## O que se pede
Responda, com base no texto sobre o primeiro dia do NOS Alive 2022:
(a) Em que palco atuou Mallu Magalhães?
(b) Para quem foi feita a canção "Enjoy the Ride"?
(c) De que ano é Sand, o último disco dos Balthazar?

## Texto para leitura
____________

E pronto, a hora chegou. Abriram-se as portas da ilusão a milhares de pessoas que há muito desejavam este regresso. O primeiro de quatro dias começou. E o Altamont esteve lá!
Para nós, o início da longa jornada começou na nossa língua, mas com paladar ligeiramente diferente. Sotaque bom, o da Mallu Magalhães, promovida ao palco principal. Sensibilidade na voz e samba no pé. Assim foi, numa ótima sequência de temas, misturando as do disco mais recente com outras mais antigas. A saber, a título de exemplo, “Fases da Lua”, “Barcelona”, “Deixa Menina”, “Sambinha Bom” (e foi mesmo, pois então), “Casa Pronta”. Foi um concerto sereno, tranquilo, a cara de Mallu, sorridente, feliz, grata por existir fazendo música entre nós. E nós também. Bonita e suave maneira de começar, com sotaque conhecido e próximo, o primeiro dia do NOS Alive 2022. “Enjoy the Ride”, a canção feita para a sua filha, também apareceu em palco. Mudou a língua, mas a linguagem musical continuou semelhante. Ainda bem. Era o que precisávamos. Foi bonita a comunhão. A menina Mallu diz que está “ficando velha”, mas não é verdade.

Do outro lado do recinto, ainda tocavam os Balthazar. A plateia estava bem composta para ouvir o grupo belga, com um grupo até bastante considerável de fãs a reconhecer as músicas e a apoiar a banda. Apanhámos as duas últimas músicas, já com bastante gente a dirigir-se para o palco principal, onde a seguir tocaria Jungle (uma escolha feliz de alinhamento) mas ainda deu para ouvir “Losers”, um dos singles do último disco da banda, Sand, de 2021, muito reconhecida pelo público. Ficámos com pena de não ter visto mais do que nos pareceu um concerto enérgico e bem-disposto.

____________

## Excerto dos dados
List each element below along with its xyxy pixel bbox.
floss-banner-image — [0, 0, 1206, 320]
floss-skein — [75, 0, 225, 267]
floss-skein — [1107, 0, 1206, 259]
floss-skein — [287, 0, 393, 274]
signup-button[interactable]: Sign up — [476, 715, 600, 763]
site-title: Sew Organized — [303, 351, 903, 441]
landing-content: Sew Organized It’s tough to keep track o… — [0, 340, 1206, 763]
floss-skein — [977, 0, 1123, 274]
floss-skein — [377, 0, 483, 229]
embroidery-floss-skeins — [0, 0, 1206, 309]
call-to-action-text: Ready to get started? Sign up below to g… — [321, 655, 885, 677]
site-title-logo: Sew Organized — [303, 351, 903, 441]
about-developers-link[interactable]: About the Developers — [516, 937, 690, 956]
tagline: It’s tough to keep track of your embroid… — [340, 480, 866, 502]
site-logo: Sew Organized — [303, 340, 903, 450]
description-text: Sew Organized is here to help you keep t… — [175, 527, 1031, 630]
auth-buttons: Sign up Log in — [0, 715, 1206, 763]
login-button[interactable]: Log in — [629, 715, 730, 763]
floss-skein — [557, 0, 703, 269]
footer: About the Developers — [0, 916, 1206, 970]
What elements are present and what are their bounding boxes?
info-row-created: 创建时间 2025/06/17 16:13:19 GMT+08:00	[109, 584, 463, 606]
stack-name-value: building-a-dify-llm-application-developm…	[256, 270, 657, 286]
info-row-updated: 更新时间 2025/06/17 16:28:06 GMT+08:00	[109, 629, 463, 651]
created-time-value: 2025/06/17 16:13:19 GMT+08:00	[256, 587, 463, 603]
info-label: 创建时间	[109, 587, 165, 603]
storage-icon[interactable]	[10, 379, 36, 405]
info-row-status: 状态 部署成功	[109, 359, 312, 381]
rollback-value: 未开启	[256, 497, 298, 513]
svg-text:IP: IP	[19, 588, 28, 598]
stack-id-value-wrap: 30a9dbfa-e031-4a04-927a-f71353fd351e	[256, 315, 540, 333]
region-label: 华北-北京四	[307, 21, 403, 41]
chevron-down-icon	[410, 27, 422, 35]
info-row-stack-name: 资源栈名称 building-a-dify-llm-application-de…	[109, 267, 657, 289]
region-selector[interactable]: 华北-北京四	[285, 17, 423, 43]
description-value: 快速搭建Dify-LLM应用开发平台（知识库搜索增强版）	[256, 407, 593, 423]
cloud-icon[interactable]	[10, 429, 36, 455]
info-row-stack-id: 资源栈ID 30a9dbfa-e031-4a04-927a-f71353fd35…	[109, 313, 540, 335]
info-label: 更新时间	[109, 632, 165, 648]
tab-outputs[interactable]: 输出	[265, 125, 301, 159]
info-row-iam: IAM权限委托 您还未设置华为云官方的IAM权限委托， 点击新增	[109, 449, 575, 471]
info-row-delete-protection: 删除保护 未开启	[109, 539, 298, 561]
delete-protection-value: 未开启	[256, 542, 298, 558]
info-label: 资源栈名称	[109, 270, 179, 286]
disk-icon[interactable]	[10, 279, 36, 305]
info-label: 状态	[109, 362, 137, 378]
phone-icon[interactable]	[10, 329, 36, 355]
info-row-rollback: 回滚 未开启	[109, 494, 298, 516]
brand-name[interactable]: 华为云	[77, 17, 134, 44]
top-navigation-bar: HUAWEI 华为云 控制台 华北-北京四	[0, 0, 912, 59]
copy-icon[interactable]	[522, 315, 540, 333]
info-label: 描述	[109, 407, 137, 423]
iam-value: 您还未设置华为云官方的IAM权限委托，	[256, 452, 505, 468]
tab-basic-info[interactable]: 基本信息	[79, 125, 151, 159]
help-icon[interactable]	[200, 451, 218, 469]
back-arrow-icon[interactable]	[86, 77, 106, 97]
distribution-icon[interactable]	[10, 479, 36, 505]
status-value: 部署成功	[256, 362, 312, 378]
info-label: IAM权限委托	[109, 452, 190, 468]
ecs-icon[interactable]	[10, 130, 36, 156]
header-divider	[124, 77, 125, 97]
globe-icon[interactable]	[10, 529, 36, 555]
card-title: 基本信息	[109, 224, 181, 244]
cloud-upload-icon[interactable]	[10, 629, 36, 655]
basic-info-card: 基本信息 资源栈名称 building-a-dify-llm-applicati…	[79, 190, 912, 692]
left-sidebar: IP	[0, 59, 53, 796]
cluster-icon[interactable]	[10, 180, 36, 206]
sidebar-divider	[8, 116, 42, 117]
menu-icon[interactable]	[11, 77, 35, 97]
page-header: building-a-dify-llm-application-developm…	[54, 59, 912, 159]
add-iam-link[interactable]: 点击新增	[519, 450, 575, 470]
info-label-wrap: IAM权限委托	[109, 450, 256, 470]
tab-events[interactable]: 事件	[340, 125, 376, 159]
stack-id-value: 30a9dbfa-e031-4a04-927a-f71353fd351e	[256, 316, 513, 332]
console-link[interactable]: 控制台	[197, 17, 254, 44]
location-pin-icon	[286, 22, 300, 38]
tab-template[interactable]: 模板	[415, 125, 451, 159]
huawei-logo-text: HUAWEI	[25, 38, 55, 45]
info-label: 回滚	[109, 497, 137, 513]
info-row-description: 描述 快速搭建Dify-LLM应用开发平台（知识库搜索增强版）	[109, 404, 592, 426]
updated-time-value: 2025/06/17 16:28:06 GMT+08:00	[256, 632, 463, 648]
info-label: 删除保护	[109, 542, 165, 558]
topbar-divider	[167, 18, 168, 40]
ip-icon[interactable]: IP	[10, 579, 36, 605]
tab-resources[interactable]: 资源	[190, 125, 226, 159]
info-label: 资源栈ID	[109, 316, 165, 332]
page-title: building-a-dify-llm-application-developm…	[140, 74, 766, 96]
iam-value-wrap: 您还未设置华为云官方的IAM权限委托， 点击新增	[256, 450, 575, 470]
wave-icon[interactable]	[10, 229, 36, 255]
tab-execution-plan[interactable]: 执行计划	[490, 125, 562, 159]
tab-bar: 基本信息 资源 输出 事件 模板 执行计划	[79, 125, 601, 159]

____________

## Resultado
(a) No palco principal.
(b) Para a filha de Mallu Magalhães.
(c) De 2021.